Selected extract:
The first RIR has run out only 10 weeks after IANA ran out.

http://www.apnic.net/community/ipv4-exhaustion/graphical-information shows one /8 left. That means they have effectively run out of IPv4 addresses as all ISPs can now get is a single last block of 1024, which for most will be next to useless. No more "normal" allocations.

This is pretty major. There are several steps to running out of IPv4 with the first being IANA in February. The next step is RIRs running out which has now started, and then after that LIRs (ISPs) running out.

APNIC running out means that no ISP can now get any normal allocations in the APNIC region. It means that ISPs will be forced to do nasty things with IPv4 NAT and make use of IPv6. We can expect the use of IPv6 only web sites and other services aimed initially at local markets where IPv6 users can access them.

When there are any significant places on the Internet that are IPv6 only (and not just www.loopsofzen.co.uk) we can finally address the head in the sand ISPs that say "We have plenty of IPv4s left". People like Virgin who seem to think it is not important for their customers to access IPv6 endpoints in the Internet will have to wake up!

It matters not how many of those old legacy IPv4 addresses you have if there are parts of the Internet you cannot reach using IPv4!!!



  1. I'm still shocked at how behind a lot of equipment vendors are with IPv6. it seems everybody except for the larger router vendors and especially Juniper with their great SSG firewalls just have not bothered.

Instructions:
a) Answer from the IPv4 exhaustion post:
(i) How long after IANA ran out did the first RIR run out?
(ii) How many addresses are in the single last block that ISPs can now get?
(iii) Whose SSG firewalls does the comment at the end single out?
b) Put this sentence from the IPv4 exhaustion post into French: "There are several steps to running out of IPv4 with the first being IANA in February."
c) Resume the IPv4 exhaustion post from its last sentence.
The items after this point are separate material, unrelated to the IPv4 exhaustion post.

Material provided:
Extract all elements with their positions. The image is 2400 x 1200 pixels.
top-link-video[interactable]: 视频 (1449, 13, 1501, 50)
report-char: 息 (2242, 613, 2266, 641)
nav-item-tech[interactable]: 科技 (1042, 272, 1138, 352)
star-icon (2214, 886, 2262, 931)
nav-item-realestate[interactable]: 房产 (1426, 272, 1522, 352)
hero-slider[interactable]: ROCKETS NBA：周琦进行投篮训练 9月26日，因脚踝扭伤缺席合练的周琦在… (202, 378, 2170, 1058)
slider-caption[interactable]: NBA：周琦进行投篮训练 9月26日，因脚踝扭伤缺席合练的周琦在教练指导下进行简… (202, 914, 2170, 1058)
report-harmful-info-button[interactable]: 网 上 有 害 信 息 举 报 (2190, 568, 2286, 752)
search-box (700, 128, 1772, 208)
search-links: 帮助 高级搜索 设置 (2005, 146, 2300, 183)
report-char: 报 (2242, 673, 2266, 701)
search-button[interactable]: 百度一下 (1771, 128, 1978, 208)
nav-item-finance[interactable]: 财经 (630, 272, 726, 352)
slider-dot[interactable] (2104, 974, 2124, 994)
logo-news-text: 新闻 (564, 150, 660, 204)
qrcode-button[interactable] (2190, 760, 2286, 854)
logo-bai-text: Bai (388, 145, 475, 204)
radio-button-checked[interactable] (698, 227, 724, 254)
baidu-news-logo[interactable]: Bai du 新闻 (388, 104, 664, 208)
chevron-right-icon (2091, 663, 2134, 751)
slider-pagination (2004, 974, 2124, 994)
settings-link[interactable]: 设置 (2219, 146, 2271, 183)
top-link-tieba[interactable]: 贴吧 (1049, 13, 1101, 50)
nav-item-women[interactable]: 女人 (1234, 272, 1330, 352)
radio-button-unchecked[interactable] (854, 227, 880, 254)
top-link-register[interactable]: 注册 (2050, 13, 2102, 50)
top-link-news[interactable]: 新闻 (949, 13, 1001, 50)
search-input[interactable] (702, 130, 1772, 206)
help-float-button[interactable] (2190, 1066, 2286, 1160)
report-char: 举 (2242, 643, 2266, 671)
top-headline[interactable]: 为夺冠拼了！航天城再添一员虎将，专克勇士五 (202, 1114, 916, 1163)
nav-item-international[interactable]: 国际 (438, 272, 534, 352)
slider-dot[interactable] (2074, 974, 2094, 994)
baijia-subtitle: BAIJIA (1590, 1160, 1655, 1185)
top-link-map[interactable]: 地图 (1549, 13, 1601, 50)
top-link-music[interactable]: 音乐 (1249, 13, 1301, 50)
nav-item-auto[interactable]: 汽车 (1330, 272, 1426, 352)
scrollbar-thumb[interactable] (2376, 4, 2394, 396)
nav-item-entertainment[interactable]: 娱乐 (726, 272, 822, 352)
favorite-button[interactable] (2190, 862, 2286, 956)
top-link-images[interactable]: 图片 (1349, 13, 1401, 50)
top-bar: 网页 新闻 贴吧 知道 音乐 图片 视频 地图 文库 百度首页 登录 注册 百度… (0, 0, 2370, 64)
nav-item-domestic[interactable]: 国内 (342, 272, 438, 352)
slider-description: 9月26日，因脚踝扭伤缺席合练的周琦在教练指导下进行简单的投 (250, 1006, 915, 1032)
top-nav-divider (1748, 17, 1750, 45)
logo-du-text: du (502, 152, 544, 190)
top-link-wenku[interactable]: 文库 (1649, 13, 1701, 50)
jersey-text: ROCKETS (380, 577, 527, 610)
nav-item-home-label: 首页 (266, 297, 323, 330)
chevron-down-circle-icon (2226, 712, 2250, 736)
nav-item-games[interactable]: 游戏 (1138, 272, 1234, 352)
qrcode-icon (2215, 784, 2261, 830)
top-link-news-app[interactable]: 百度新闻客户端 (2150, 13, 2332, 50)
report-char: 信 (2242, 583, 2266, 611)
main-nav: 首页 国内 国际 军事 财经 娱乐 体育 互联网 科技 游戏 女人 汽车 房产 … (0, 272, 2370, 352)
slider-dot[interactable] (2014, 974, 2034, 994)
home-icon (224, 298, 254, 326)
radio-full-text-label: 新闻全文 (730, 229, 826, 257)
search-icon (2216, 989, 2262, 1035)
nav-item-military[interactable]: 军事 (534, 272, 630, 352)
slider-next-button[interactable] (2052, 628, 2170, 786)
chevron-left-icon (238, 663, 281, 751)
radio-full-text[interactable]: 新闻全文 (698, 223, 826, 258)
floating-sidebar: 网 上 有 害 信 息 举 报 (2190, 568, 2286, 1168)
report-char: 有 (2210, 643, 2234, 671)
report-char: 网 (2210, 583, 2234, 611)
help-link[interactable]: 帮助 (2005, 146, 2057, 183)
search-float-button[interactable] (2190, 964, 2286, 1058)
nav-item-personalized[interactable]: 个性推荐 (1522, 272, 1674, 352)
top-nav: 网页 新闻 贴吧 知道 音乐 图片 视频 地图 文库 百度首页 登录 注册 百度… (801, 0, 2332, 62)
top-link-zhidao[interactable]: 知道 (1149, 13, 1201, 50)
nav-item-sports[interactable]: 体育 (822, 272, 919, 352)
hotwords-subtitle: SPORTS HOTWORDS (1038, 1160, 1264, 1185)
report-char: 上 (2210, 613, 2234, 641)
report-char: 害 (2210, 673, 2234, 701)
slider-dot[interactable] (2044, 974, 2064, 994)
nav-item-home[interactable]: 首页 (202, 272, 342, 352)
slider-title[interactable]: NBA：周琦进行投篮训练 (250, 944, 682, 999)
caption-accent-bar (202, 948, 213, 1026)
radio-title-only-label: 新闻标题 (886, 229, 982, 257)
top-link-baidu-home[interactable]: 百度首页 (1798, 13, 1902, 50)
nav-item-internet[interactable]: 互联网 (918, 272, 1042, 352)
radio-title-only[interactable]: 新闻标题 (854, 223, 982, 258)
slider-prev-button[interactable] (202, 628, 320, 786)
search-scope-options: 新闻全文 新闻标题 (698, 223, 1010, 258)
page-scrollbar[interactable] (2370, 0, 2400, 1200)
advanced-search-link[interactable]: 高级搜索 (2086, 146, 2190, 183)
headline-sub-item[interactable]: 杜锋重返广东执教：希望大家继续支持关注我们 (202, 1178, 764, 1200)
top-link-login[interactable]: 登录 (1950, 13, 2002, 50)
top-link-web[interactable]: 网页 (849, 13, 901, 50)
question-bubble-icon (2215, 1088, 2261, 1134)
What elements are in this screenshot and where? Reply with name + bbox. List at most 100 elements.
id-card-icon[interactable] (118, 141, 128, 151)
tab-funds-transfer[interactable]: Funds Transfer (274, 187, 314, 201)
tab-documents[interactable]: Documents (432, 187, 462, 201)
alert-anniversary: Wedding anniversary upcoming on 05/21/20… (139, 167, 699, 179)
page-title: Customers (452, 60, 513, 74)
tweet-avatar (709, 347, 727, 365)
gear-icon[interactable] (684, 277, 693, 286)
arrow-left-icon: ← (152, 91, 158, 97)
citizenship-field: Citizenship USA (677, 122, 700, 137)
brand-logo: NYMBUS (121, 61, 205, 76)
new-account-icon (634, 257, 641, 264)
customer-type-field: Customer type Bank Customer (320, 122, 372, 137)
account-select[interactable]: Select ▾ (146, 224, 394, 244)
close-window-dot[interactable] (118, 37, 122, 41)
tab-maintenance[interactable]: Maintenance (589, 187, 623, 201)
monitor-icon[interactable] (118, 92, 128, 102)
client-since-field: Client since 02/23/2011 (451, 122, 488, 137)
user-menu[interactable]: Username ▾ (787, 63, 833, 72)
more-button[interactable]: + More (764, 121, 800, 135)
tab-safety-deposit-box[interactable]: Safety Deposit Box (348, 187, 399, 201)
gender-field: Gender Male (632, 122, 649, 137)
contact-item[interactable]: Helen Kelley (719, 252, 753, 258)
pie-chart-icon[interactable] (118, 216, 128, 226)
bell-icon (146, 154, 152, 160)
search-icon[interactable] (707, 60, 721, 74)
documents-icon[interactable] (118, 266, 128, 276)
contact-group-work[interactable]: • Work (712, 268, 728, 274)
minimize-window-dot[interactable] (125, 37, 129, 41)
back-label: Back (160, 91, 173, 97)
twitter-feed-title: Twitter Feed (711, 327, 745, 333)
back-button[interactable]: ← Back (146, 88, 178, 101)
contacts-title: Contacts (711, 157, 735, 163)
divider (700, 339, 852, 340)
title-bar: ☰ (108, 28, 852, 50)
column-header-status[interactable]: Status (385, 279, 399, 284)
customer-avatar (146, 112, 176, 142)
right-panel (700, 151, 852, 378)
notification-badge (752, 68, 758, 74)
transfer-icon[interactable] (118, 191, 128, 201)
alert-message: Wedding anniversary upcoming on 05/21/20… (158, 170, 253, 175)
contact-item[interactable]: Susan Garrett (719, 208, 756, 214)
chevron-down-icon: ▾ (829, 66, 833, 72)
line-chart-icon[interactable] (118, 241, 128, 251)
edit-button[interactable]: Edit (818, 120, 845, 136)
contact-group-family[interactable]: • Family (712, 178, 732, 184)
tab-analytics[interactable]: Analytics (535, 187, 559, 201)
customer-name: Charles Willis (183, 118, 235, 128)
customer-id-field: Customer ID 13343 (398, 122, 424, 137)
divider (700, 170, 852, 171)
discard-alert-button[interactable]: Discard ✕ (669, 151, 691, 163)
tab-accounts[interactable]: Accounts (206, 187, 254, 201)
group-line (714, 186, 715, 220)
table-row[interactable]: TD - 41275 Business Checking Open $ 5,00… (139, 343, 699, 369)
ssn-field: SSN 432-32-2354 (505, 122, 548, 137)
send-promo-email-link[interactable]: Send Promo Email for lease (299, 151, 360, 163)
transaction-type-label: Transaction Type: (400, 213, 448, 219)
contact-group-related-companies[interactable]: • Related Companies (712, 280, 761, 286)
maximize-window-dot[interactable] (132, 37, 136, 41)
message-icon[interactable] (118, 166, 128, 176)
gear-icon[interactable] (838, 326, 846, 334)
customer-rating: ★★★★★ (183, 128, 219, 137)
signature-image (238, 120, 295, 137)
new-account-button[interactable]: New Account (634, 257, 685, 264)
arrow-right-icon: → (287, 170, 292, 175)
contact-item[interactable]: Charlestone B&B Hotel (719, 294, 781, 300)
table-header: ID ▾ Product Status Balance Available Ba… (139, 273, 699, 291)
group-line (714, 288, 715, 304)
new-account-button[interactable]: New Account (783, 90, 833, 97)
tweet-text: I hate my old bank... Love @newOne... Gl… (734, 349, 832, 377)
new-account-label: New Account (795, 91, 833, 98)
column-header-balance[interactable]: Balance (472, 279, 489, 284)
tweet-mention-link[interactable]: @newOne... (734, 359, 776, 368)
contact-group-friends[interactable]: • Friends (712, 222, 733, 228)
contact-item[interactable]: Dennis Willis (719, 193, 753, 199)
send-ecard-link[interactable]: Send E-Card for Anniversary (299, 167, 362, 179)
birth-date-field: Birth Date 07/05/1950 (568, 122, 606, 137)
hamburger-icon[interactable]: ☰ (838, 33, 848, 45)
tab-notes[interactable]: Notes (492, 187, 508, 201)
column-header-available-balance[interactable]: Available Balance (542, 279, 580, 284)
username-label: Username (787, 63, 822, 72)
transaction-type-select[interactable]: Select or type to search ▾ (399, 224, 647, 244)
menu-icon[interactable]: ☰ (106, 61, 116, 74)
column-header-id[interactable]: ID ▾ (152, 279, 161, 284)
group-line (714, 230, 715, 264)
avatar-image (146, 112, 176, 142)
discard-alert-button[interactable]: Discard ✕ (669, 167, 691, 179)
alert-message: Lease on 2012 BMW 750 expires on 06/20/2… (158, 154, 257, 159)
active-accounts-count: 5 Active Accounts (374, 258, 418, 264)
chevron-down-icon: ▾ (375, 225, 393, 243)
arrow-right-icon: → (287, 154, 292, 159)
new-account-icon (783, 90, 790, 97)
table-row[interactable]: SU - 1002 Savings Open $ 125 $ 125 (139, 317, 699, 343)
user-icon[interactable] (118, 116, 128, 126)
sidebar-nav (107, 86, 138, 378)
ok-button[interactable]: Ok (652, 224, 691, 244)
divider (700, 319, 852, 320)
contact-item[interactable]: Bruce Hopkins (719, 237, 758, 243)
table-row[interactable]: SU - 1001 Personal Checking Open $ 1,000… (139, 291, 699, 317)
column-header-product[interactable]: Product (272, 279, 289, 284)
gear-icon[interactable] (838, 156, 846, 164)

Outputs in order:
a)
(i) Only 10 weeks.
(ii) 1024.
(iii) Juniper's.

b) Il y a plusieurs étapes dans l'épuisement des adresses IPv4, la première étant celle de l'IANA en février.

c)
    For companies supposed to be industry leaders, some of them have just shameful v6 functionality.

  2. It will be interesting to see how quickly APNIC ISPs allocate their remaining addresses. Presumably they have allocations that cover a few months of usage at current rates. If they now tighten up, those allocations could last for some time. As they do this, the IPv4 service will of course get worse.

    Presumably you conserve IPv4 addresses by doing NAT. DSL subscribers get a routable IPv6 address and a NAT IPv4 address. Meanwhile, hosting customers get a routable IPv6 address and a shared reverse proxy that does IPv4.

    I'd actually rather people just switched to IPv6, and we got all the pain over with in one go. The reality is that this won't happen for some time. APNIC may have run out of IPv4 addresses, but loopsofzen will be unusual for quite some time, I think.

  3. Revk I dont buy this been a disaster for websites, websites have for many years ran fine sharing ip's as the most popular web server in existance apache supports vhosts which can share ip's just fine and even works like this on SSL now. The problem will first be felt on end user connections where the norm is one end user one ip. So if anyone starts a ipv6 only site soon it will be out of choice probably to make a point rather than necessity. Plus this shortage at the top of chain will take some time to filter down. Whats not helping the situation is I dont know of a single router that natively supports ipv6, which means people cant even expirement with it.

  4. Well, the norm is also one IP per virtual machine too.
    It will impact things sooner rather than later...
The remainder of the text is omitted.